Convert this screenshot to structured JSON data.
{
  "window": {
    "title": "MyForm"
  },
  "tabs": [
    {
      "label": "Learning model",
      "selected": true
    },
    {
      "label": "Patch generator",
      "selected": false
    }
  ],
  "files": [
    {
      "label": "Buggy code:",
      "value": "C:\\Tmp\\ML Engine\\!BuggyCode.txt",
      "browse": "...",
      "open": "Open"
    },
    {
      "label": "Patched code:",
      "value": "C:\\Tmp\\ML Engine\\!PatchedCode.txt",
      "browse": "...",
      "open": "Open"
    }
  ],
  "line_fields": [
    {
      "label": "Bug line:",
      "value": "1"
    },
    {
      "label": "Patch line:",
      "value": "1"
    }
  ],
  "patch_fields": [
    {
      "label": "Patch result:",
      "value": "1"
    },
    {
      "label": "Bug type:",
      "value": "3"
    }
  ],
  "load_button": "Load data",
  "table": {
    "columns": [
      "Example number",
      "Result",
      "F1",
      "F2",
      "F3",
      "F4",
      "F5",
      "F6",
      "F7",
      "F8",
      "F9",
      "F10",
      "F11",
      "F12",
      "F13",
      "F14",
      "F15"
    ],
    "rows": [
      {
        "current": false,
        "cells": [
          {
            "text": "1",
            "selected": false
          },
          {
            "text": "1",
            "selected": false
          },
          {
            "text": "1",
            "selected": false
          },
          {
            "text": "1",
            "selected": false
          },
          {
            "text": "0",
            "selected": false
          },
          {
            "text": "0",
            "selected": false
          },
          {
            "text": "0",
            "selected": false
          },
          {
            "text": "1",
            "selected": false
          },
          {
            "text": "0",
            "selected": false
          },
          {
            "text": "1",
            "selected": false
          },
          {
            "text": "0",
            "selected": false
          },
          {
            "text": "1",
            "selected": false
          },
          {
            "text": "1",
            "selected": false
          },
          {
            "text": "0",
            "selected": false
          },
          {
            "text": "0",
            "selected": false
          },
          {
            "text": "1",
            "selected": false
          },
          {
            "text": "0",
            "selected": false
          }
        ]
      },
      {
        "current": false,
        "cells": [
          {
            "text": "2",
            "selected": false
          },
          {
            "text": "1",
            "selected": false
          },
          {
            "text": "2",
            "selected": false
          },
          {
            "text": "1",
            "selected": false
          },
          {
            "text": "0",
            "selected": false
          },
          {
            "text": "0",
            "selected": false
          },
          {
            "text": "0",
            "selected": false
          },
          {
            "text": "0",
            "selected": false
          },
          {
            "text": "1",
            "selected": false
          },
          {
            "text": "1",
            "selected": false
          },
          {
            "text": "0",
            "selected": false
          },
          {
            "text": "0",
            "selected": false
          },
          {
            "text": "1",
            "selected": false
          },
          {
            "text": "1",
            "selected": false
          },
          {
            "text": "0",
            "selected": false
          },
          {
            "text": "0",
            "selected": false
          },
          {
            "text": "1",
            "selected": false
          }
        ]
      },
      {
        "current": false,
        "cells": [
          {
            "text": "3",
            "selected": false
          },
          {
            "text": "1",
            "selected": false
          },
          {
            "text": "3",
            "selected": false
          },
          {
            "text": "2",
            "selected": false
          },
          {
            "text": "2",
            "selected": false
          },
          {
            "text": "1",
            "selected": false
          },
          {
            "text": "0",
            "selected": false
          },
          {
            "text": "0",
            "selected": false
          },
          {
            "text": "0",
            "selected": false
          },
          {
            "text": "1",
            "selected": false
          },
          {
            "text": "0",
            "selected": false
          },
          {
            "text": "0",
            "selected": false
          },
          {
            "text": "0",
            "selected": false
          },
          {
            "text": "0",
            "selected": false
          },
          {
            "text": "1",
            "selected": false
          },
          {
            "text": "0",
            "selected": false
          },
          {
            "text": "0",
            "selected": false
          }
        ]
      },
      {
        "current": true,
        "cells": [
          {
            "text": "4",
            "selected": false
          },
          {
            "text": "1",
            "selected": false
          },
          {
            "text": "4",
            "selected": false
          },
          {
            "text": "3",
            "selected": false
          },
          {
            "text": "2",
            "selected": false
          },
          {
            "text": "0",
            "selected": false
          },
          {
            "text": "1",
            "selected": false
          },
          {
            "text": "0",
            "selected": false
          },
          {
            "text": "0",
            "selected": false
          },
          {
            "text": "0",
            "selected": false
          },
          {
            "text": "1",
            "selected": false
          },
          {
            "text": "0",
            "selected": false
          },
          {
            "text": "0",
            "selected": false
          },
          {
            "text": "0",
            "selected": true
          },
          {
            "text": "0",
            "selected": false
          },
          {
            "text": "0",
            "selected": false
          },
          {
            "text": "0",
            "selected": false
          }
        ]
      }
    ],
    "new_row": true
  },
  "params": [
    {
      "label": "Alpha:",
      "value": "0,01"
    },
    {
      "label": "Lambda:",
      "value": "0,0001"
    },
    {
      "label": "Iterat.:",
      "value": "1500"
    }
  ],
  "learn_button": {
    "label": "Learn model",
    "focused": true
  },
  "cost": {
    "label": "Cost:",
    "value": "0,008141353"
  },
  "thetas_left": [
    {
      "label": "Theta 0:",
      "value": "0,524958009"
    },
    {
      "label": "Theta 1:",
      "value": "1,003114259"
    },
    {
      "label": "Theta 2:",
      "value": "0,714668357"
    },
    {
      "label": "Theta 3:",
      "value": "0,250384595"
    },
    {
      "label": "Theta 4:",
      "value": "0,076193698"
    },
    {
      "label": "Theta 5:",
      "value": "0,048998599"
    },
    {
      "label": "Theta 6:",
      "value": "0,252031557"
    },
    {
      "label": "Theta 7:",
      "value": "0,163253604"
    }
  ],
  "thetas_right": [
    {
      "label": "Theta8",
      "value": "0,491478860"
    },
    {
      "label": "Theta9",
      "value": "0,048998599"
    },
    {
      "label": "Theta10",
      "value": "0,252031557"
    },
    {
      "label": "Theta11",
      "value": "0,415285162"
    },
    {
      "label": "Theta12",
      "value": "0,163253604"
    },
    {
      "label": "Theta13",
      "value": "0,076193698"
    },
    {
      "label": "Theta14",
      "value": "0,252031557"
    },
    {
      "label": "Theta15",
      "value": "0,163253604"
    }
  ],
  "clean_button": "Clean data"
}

----------

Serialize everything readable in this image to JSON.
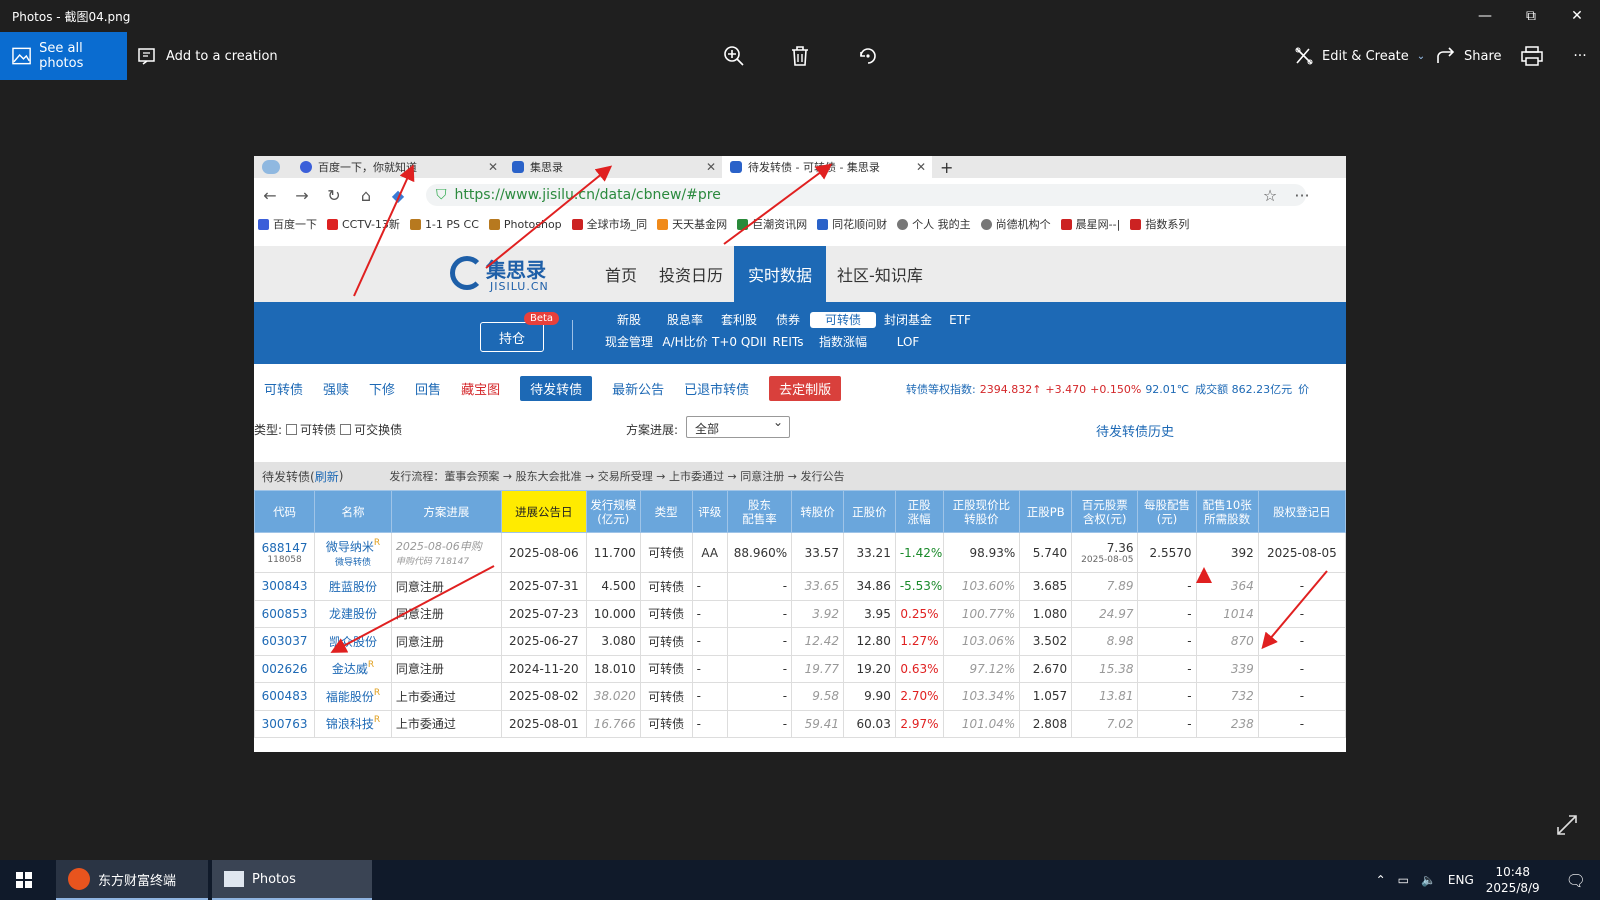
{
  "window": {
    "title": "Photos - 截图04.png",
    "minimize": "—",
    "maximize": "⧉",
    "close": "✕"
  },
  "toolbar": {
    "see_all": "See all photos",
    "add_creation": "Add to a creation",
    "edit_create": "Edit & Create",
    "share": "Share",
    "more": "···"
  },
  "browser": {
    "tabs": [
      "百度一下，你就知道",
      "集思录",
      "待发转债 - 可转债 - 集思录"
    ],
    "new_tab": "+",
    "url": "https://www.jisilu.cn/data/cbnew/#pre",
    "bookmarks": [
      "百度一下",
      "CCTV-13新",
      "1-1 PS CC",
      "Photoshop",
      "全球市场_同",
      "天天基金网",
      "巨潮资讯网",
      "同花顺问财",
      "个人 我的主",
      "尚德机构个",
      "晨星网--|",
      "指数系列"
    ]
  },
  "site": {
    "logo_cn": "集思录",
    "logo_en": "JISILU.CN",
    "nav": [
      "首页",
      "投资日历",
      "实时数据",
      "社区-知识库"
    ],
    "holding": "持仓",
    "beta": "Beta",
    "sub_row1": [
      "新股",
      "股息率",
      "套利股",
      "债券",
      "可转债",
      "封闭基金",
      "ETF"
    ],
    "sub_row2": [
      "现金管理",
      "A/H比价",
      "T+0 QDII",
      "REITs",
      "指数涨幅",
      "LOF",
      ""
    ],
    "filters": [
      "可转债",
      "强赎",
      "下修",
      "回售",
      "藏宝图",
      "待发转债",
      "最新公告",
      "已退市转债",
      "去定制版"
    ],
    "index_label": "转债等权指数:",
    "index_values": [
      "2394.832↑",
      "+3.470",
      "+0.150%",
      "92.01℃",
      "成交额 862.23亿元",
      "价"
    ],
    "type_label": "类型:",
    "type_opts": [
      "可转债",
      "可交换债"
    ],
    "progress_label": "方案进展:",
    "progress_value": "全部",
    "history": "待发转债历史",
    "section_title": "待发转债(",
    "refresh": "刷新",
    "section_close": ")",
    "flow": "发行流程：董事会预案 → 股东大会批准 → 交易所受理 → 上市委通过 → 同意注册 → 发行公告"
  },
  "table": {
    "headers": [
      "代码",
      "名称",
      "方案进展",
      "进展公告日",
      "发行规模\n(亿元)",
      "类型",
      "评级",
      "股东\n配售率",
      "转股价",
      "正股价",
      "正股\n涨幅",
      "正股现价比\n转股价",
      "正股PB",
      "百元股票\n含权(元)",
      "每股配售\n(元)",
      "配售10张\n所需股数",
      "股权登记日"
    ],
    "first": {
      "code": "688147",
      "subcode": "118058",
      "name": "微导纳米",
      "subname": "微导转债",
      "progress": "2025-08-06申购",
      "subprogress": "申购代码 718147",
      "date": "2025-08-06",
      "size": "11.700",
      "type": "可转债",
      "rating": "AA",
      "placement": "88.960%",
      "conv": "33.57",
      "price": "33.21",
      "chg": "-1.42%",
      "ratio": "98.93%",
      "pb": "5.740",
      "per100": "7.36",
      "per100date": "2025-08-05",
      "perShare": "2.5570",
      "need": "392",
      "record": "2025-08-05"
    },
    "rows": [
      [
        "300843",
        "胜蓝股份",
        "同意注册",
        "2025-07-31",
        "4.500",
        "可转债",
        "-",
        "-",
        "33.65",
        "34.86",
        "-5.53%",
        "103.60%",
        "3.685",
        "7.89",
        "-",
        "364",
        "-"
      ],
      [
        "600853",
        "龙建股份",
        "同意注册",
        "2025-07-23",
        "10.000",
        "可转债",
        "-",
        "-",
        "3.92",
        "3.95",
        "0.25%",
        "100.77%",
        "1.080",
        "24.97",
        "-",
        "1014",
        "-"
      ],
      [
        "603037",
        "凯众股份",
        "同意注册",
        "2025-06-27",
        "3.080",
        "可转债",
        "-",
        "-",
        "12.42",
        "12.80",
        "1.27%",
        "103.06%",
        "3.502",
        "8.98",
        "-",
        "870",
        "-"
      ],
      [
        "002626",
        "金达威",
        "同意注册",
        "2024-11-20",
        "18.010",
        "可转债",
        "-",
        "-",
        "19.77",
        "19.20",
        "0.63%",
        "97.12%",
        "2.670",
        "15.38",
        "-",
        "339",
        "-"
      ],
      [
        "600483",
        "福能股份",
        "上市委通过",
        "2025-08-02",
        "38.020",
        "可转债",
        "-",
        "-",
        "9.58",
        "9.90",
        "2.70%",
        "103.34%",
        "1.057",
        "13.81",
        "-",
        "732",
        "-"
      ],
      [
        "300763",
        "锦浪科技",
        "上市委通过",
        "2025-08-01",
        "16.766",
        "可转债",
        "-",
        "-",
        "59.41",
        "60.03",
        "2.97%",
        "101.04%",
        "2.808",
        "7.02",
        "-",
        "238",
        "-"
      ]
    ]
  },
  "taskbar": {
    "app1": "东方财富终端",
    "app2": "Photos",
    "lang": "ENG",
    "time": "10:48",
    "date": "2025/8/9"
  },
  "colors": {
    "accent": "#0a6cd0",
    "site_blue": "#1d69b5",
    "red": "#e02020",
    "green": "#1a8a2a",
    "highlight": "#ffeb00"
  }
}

----------

● Task directions: Make a copy of each line that contains the string "data".

● Solution:
Convert this screenshot to structured JSON data.
  "load_button": "Load data",
  "clean_button": "Clean data"
    "url": "https://www.jisilu.cn/data/cbnew/#pre",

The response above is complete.